(Requirement) Look through the material and copy each line holding "language".

Figure dataset records

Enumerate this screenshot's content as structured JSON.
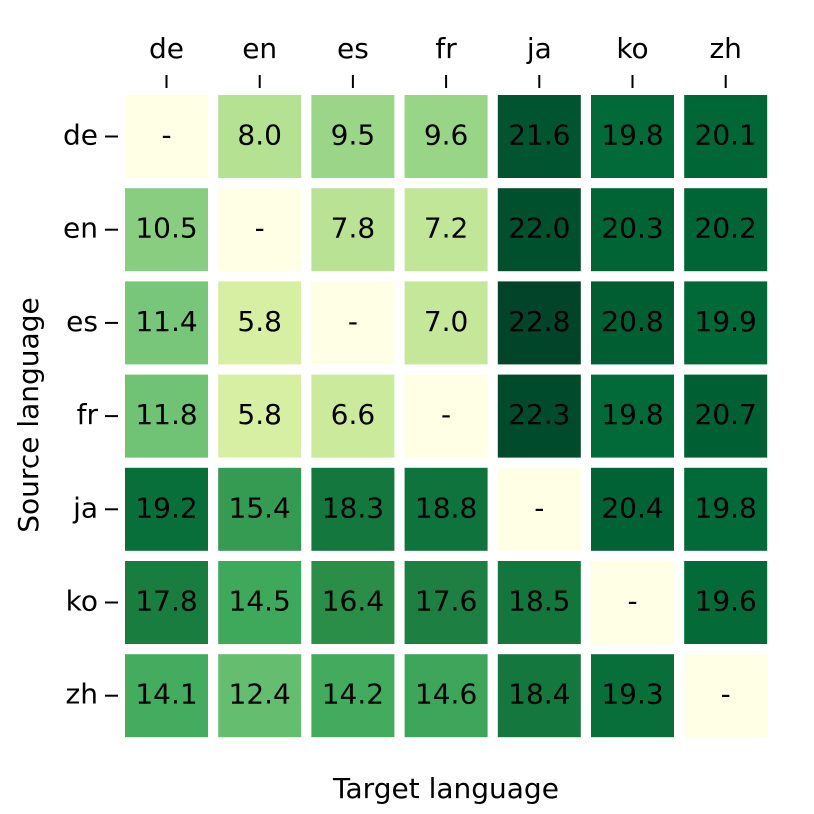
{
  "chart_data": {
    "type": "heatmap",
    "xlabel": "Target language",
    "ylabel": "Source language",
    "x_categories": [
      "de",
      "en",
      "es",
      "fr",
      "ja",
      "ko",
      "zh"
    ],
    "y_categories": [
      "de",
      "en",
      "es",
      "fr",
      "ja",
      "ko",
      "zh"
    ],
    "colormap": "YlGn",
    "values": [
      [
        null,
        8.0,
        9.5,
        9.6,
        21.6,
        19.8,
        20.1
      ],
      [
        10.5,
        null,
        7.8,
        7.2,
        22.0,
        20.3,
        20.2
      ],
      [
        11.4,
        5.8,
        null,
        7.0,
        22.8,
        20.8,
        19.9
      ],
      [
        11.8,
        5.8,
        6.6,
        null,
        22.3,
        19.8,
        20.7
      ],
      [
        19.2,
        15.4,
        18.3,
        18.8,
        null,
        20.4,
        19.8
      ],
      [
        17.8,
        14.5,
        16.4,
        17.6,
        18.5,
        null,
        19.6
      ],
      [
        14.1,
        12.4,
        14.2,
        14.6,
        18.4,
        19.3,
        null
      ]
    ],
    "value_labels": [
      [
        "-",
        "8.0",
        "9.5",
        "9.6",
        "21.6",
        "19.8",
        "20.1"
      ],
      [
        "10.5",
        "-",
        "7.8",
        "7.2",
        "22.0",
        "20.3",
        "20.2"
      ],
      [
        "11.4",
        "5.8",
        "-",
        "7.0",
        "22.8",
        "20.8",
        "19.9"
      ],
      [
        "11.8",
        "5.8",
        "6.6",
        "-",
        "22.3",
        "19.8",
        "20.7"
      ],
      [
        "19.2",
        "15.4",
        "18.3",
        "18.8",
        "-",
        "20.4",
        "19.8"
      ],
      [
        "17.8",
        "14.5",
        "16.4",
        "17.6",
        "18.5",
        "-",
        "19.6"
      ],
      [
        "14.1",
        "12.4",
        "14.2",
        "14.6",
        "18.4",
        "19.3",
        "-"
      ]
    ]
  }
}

(Exercise solution)
    "xlabel": "Target language",
    "ylabel": "Source language",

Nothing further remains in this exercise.